Layout records:
-=-=-=-=-

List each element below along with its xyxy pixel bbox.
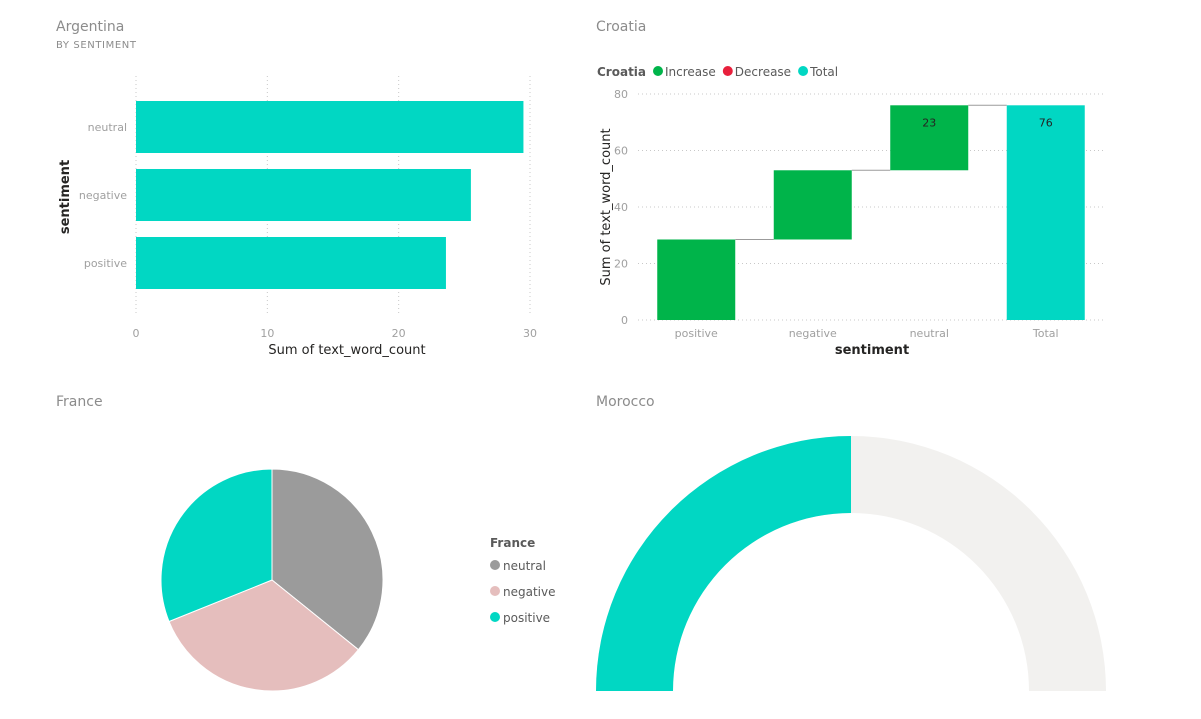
argentina-category-label: positive <box>84 257 127 270</box>
france-legend-marker-negative <box>490 586 500 596</box>
croatia-legend-marker-increase <box>653 66 663 76</box>
argentina-x-tick-label: 30 <box>523 327 537 340</box>
argentina-x-tick-label: 20 <box>392 327 406 340</box>
croatia-y-tick-label: 60 <box>614 145 628 158</box>
france-slice-neutral <box>271 468 384 651</box>
croatia-y-tick-label: 40 <box>614 201 628 214</box>
france-legend-marker-neutral <box>490 560 500 570</box>
croatia-legend-marker-total <box>798 66 809 76</box>
morocco-gauge-fill <box>596 436 851 691</box>
croatia-x-axis-title: sentiment <box>835 343 909 358</box>
croatia-legend-label: Decrease <box>735 65 791 79</box>
croatia-bar-positive <box>657 239 736 320</box>
argentina-x-axis-title: Sum of text_word_count <box>268 343 425 358</box>
argentina-bar-positive <box>136 237 446 289</box>
argentina-x-tick-label: 10 <box>260 327 274 340</box>
argentina-title: Argentina <box>56 19 125 35</box>
france-slice-positive <box>160 468 273 623</box>
france-pie-chart: France neutral negative positive <box>160 468 555 692</box>
argentina-category-label: neutral <box>88 121 127 134</box>
morocco-title: Morocco <box>596 394 655 410</box>
croatia-y-tick-label: 80 <box>614 88 628 101</box>
croatia-category-label: positive <box>675 327 718 340</box>
france-slice-negative <box>168 579 360 692</box>
croatia-legend-label: Increase <box>665 65 716 79</box>
france-legend-label: negative <box>503 585 555 599</box>
croatia-y-tick-label: 0 <box>621 314 628 327</box>
croatia-bar-total <box>1006 105 1085 320</box>
argentina-subtitle: BY SENTIMENT <box>56 40 137 51</box>
croatia-category-label: Total <box>1032 327 1059 340</box>
croatia-legend-title: Croatia <box>597 65 646 79</box>
croatia-y-tick-label: 20 <box>614 258 628 271</box>
croatia-category-label: neutral <box>910 327 949 340</box>
france-legend-title: France <box>490 536 535 550</box>
france-legend-marker-positive <box>490 612 500 622</box>
france-legend-label: positive <box>503 611 550 625</box>
argentina-x-tick-label: 0 <box>133 327 140 340</box>
argentina-y-axis-title: sentiment <box>58 160 73 234</box>
croatia-legend-label: Total <box>809 65 838 79</box>
croatia-data-label: 76 <box>1039 116 1053 129</box>
croatia-category-label: negative <box>789 327 837 340</box>
morocco-gauge-chart <box>596 436 1106 691</box>
france-legend-label: neutral <box>503 559 546 573</box>
croatia-data-label: 23 <box>922 116 936 129</box>
croatia-waterfall-chart: Croatia Increase Decrease Total 0 20 40 60 80 pos… <box>597 65 1104 358</box>
croatia-y-axis-title: Sum of text_word_count <box>599 128 614 285</box>
argentina-category-label: negative <box>79 189 127 202</box>
croatia-title: Croatia <box>596 19 647 35</box>
france-title: France <box>56 394 103 410</box>
croatia-bar-negative <box>773 170 852 240</box>
croatia-bar-neutral <box>890 105 969 171</box>
argentina-bar-chart: 0 10 20 30 neutral negative positive Sum of tex… <box>58 76 537 358</box>
argentina-bar-neutral <box>136 101 524 153</box>
croatia-legend-marker-decrease <box>722 66 733 76</box>
argentina-bar-negative <box>136 169 471 221</box>
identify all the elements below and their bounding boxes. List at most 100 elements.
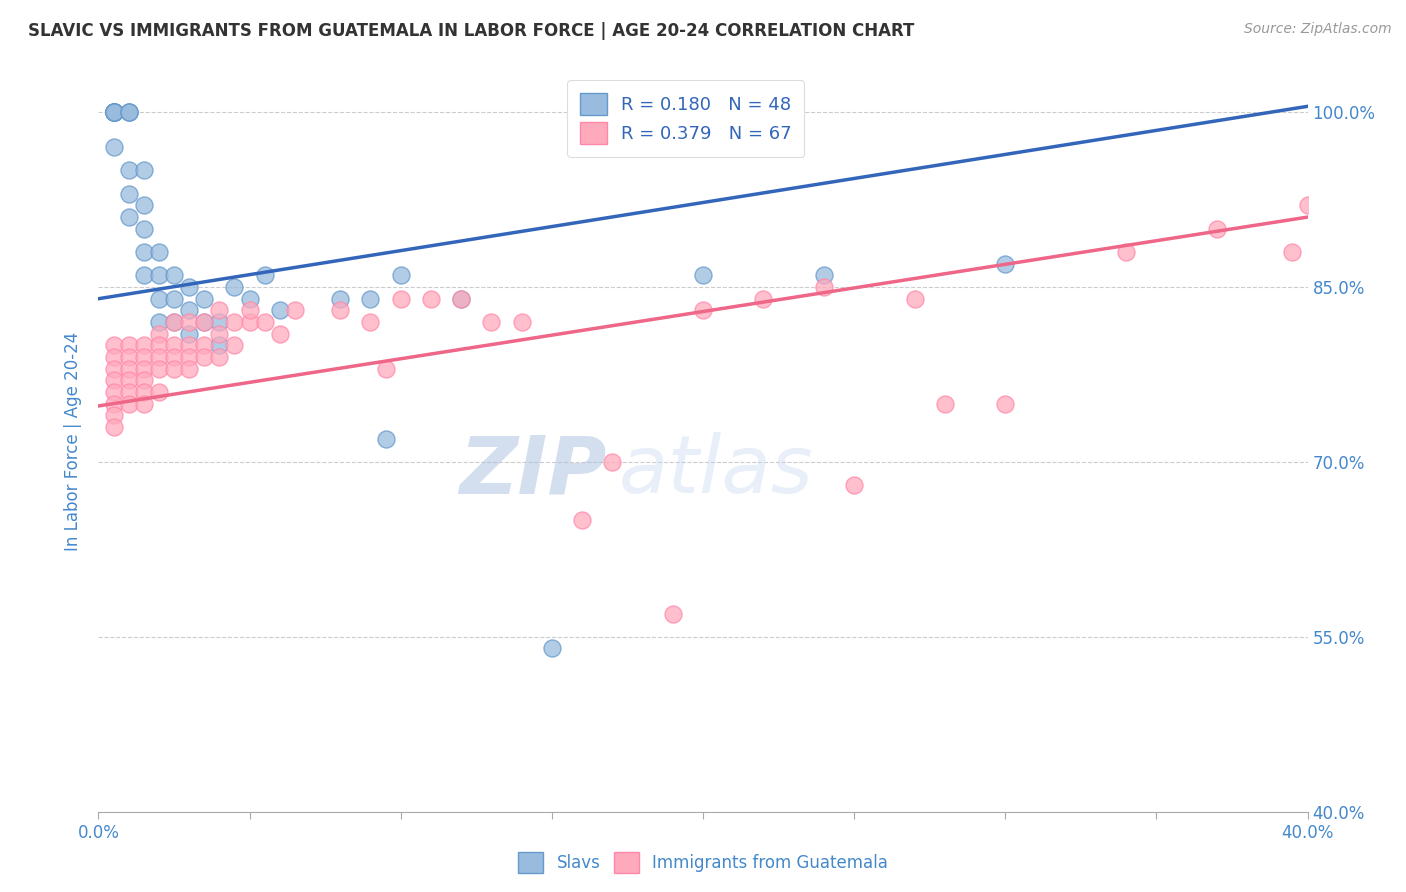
Point <box>994 397 1017 411</box>
Point <box>510 315 533 329</box>
Point <box>103 105 125 120</box>
Point <box>148 315 170 329</box>
Point <box>224 280 246 294</box>
Point <box>844 478 866 492</box>
Point <box>163 268 186 283</box>
Point <box>103 105 125 120</box>
Text: Source: ZipAtlas.com: Source: ZipAtlas.com <box>1244 22 1392 37</box>
Point <box>103 373 125 387</box>
Point <box>420 292 443 306</box>
Point <box>360 315 382 329</box>
Point <box>540 641 562 656</box>
Point <box>481 315 503 329</box>
Point <box>602 455 624 469</box>
Point <box>103 105 125 120</box>
Point <box>179 350 201 364</box>
Point <box>692 303 714 318</box>
Point <box>103 397 125 411</box>
Point <box>179 326 201 341</box>
Point <box>994 257 1017 271</box>
Point <box>148 361 170 376</box>
Point <box>103 338 125 352</box>
Point <box>239 303 262 318</box>
Point <box>103 350 125 364</box>
Point <box>103 384 125 399</box>
Point <box>1206 221 1229 235</box>
Point <box>148 384 170 399</box>
Point <box>148 350 170 364</box>
Point <box>1296 198 1319 212</box>
Point <box>208 326 231 341</box>
Point <box>208 338 231 352</box>
Point <box>103 361 125 376</box>
Point <box>118 350 141 364</box>
Point <box>1281 245 1303 260</box>
Legend: R = 0.180   N = 48, R = 0.379   N = 67: R = 0.180 N = 48, R = 0.379 N = 67 <box>567 80 804 157</box>
Point <box>163 338 186 352</box>
Point <box>103 105 125 120</box>
Y-axis label: In Labor Force | Age 20-24: In Labor Force | Age 20-24 <box>65 332 83 551</box>
Point <box>193 315 215 329</box>
Point <box>132 350 155 364</box>
Point <box>813 280 835 294</box>
Point <box>239 315 262 329</box>
Point <box>253 315 276 329</box>
Point <box>132 163 155 178</box>
Point <box>132 245 155 260</box>
Point <box>208 303 231 318</box>
Point <box>118 361 141 376</box>
Point <box>193 350 215 364</box>
Point <box>224 338 246 352</box>
Point <box>163 350 186 364</box>
Text: SLAVIC VS IMMIGRANTS FROM GUATEMALA IN LABOR FORCE | AGE 20-24 CORRELATION CHART: SLAVIC VS IMMIGRANTS FROM GUATEMALA IN L… <box>28 22 914 40</box>
Point <box>179 303 201 318</box>
Point <box>269 303 291 318</box>
Point <box>389 268 412 283</box>
Point <box>193 315 215 329</box>
Point <box>163 292 186 306</box>
Point <box>118 105 141 120</box>
Point <box>118 186 141 201</box>
Point <box>1115 245 1137 260</box>
Point <box>118 397 141 411</box>
Point <box>374 361 396 376</box>
Point <box>132 221 155 235</box>
Point <box>132 361 155 376</box>
Point <box>103 140 125 154</box>
Point <box>904 292 927 306</box>
Point <box>132 397 155 411</box>
Point <box>132 338 155 352</box>
Point <box>118 163 141 178</box>
Point <box>208 350 231 364</box>
Point <box>118 105 141 120</box>
Point <box>148 245 170 260</box>
Point <box>163 361 186 376</box>
Point <box>103 409 125 423</box>
Point <box>132 373 155 387</box>
Point <box>179 338 201 352</box>
Point <box>374 432 396 446</box>
Point <box>450 292 472 306</box>
Point <box>103 105 125 120</box>
Point <box>148 292 170 306</box>
Point <box>103 420 125 434</box>
Point <box>224 315 246 329</box>
Point <box>329 303 352 318</box>
Point <box>934 397 956 411</box>
Point <box>179 315 201 329</box>
Point <box>118 105 141 120</box>
Point <box>329 292 352 306</box>
Point <box>284 303 307 318</box>
Point <box>193 338 215 352</box>
Point <box>132 384 155 399</box>
Point <box>193 292 215 306</box>
Text: atlas: atlas <box>619 432 813 510</box>
Point <box>148 268 170 283</box>
Point <box>132 268 155 283</box>
Point <box>360 292 382 306</box>
Point <box>148 338 170 352</box>
Point <box>103 105 125 120</box>
Text: ZIP: ZIP <box>458 432 606 510</box>
Point <box>148 326 170 341</box>
Point <box>179 361 201 376</box>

-=-=-=-=-

What is needed:
Print every line of all the rows above unchanged, omitting the pictures.

Answer for this exercise:
List each element below along with its xyxy pixel bbox.
argentina-category-label: positive <box>84 257 127 270</box>
france-legend-marker-negative <box>490 586 500 596</box>
croatia-legend-marker-increase <box>653 66 663 76</box>
argentina-x-tick-label: 30 <box>523 327 537 340</box>
argentina-x-tick-label: 20 <box>392 327 406 340</box>
croatia-y-tick-label: 60 <box>614 145 628 158</box>
france-slice-neutral <box>271 468 384 651</box>
croatia-y-tick-label: 40 <box>614 201 628 214</box>
france-legend-marker-neutral <box>490 560 500 570</box>
croatia-legend-marker-total <box>798 66 809 76</box>
morocco-gauge-fill <box>596 436 851 691</box>
croatia-x-axis-title: sentiment <box>835 343 909 358</box>
croatia-legend-label: Decrease <box>735 65 791 79</box>
croatia-bar-positive <box>657 239 736 320</box>
argentina-x-axis-title: Sum of text_word_count <box>268 343 425 358</box>
argentina-bar-positive <box>136 237 446 289</box>
argentina-x-tick-label: 10 <box>260 327 274 340</box>
argentina-title: Argentina <box>56 19 125 35</box>
france-slice-positive <box>160 468 273 623</box>
france-pie-chart: France neutral negative positive <box>160 468 555 692</box>
argentina-category-label: neutral <box>88 121 127 134</box>
morocco-title: Morocco <box>596 394 655 410</box>
croatia-y-tick-label: 80 <box>614 88 628 101</box>
croatia-category-label: positive <box>675 327 718 340</box>
france-slice-negative <box>168 579 360 692</box>
croatia-legend-label: Increase <box>665 65 716 79</box>
france-legend-label: negative <box>503 585 555 599</box>
croatia-y-tick-label: 0 <box>621 314 628 327</box>
croatia-bar-total <box>1006 105 1085 320</box>
argentina-subtitle: BY SENTIMENT <box>56 40 137 51</box>
croatia-category-label: Total <box>1032 327 1059 340</box>
croatia-legend-title: Croatia <box>597 65 646 79</box>
croatia-y-tick-label: 20 <box>614 258 628 271</box>
croatia-category-label: neutral <box>910 327 949 340</box>
france-legend-title: France <box>490 536 535 550</box>
france-legend-marker-positive <box>490 612 500 622</box>
france-legend-label: positive <box>503 611 550 625</box>
argentina-x-tick-label: 0 <box>133 327 140 340</box>
argentina-y-axis-title: sentiment <box>58 160 73 234</box>
croatia-legend-label: Total <box>809 65 838 79</box>
croatia-data-label: 76 <box>1039 116 1053 129</box>
croatia-category-label: negative <box>789 327 837 340</box>
morocco-gauge-chart <box>596 436 1106 691</box>
france-legend-label: neutral <box>503 559 546 573</box>
croatia-data-label: 23 <box>922 116 936 129</box>
croatia-waterfall-chart: Croatia Increase Decrease Total 0 20 40 60 80 pos… <box>597 65 1104 358</box>
croatia-y-axis-title: Sum of text_word_count <box>599 128 614 285</box>
argentina-category-label: negative <box>79 189 127 202</box>
croatia-title: Croatia <box>596 19 647 35</box>
france-title: France <box>56 394 103 410</box>
croatia-bar-negative <box>773 170 852 240</box>
croatia-bar-neutral <box>890 105 969 171</box>
argentina-bar-chart: 0 10 20 30 neutral negative positive Sum of tex… <box>58 76 537 358</box>
argentina-bar-neutral <box>136 101 524 153</box>
croatia-legend-marker-decrease <box>722 66 733 76</box>
argentina-bar-negative <box>136 169 471 221</box>
identify all the elements below and their bounding boxes. List at most 100 elements.
Point <box>994 397 1017 411</box>
Point <box>510 315 533 329</box>
Point <box>103 105 125 120</box>
Point <box>148 315 170 329</box>
Point <box>224 280 246 294</box>
Point <box>844 478 866 492</box>
Point <box>163 268 186 283</box>
Point <box>103 105 125 120</box>
Text: Source: ZipAtlas.com: Source: ZipAtlas.com <box>1244 22 1392 37</box>
Point <box>103 373 125 387</box>
Point <box>420 292 443 306</box>
Point <box>360 315 382 329</box>
Point <box>540 641 562 656</box>
Point <box>481 315 503 329</box>
Point <box>602 455 624 469</box>
Point <box>103 105 125 120</box>
Point <box>179 350 201 364</box>
Point <box>692 303 714 318</box>
Point <box>103 397 125 411</box>
Point <box>179 326 201 341</box>
Point <box>994 257 1017 271</box>
Point <box>148 361 170 376</box>
Point <box>103 338 125 352</box>
Point <box>239 303 262 318</box>
Point <box>103 350 125 364</box>
Point <box>103 384 125 399</box>
Point <box>1206 221 1229 235</box>
Point <box>148 384 170 399</box>
Point <box>148 350 170 364</box>
Point <box>1296 198 1319 212</box>
Point <box>208 326 231 341</box>
Point <box>208 338 231 352</box>
Point <box>103 361 125 376</box>
Point <box>118 350 141 364</box>
Point <box>1281 245 1303 260</box>
Legend: R = 0.180   N = 48, R = 0.379   N = 67: R = 0.180 N = 48, R = 0.379 N = 67 <box>567 80 804 157</box>
Point <box>163 338 186 352</box>
Point <box>103 105 125 120</box>
Y-axis label: In Labor Force | Age 20-24: In Labor Force | Age 20-24 <box>65 332 83 551</box>
Point <box>193 315 215 329</box>
Point <box>132 350 155 364</box>
Point <box>813 280 835 294</box>
Point <box>239 315 262 329</box>
Point <box>253 315 276 329</box>
Point <box>132 163 155 178</box>
Point <box>132 245 155 260</box>
Point <box>208 303 231 318</box>
Point <box>118 361 141 376</box>
Point <box>193 350 215 364</box>
Point <box>224 338 246 352</box>
Point <box>163 350 186 364</box>
Text: SLAVIC VS IMMIGRANTS FROM GUATEMALA IN LABOR FORCE | AGE 20-24 CORRELATION CHART: SLAVIC VS IMMIGRANTS FROM GUATEMALA IN L… <box>28 22 914 40</box>
Point <box>179 303 201 318</box>
Point <box>269 303 291 318</box>
Point <box>389 268 412 283</box>
Point <box>193 315 215 329</box>
Point <box>163 292 186 306</box>
Point <box>118 105 141 120</box>
Point <box>118 186 141 201</box>
Point <box>1115 245 1137 260</box>
Point <box>118 397 141 411</box>
Point <box>374 361 396 376</box>
Point <box>132 221 155 235</box>
Point <box>132 361 155 376</box>
Point <box>103 140 125 154</box>
Point <box>904 292 927 306</box>
Point <box>132 397 155 411</box>
Point <box>132 338 155 352</box>
Point <box>118 163 141 178</box>
Point <box>208 350 231 364</box>
Point <box>118 105 141 120</box>
Point <box>148 245 170 260</box>
Point <box>163 361 186 376</box>
Point <box>103 409 125 423</box>
Point <box>132 373 155 387</box>
Point <box>179 338 201 352</box>
Point <box>374 432 396 446</box>
Point <box>450 292 472 306</box>
Point <box>103 105 125 120</box>
Point <box>148 292 170 306</box>
Point <box>103 420 125 434</box>
Point <box>224 315 246 329</box>
Point <box>329 303 352 318</box>
Point <box>934 397 956 411</box>
Point <box>179 315 201 329</box>
Point <box>118 105 141 120</box>
Point <box>329 292 352 306</box>
Point <box>284 303 307 318</box>
Point <box>193 338 215 352</box>
Point <box>132 384 155 399</box>
Point <box>193 292 215 306</box>
Text: atlas: atlas <box>619 432 813 510</box>
Point <box>148 268 170 283</box>
Point <box>132 268 155 283</box>
Point <box>360 292 382 306</box>
Point <box>148 338 170 352</box>
Point <box>103 105 125 120</box>
Text: ZIP: ZIP <box>458 432 606 510</box>
Point <box>148 326 170 341</box>
Point <box>179 361 201 376</box>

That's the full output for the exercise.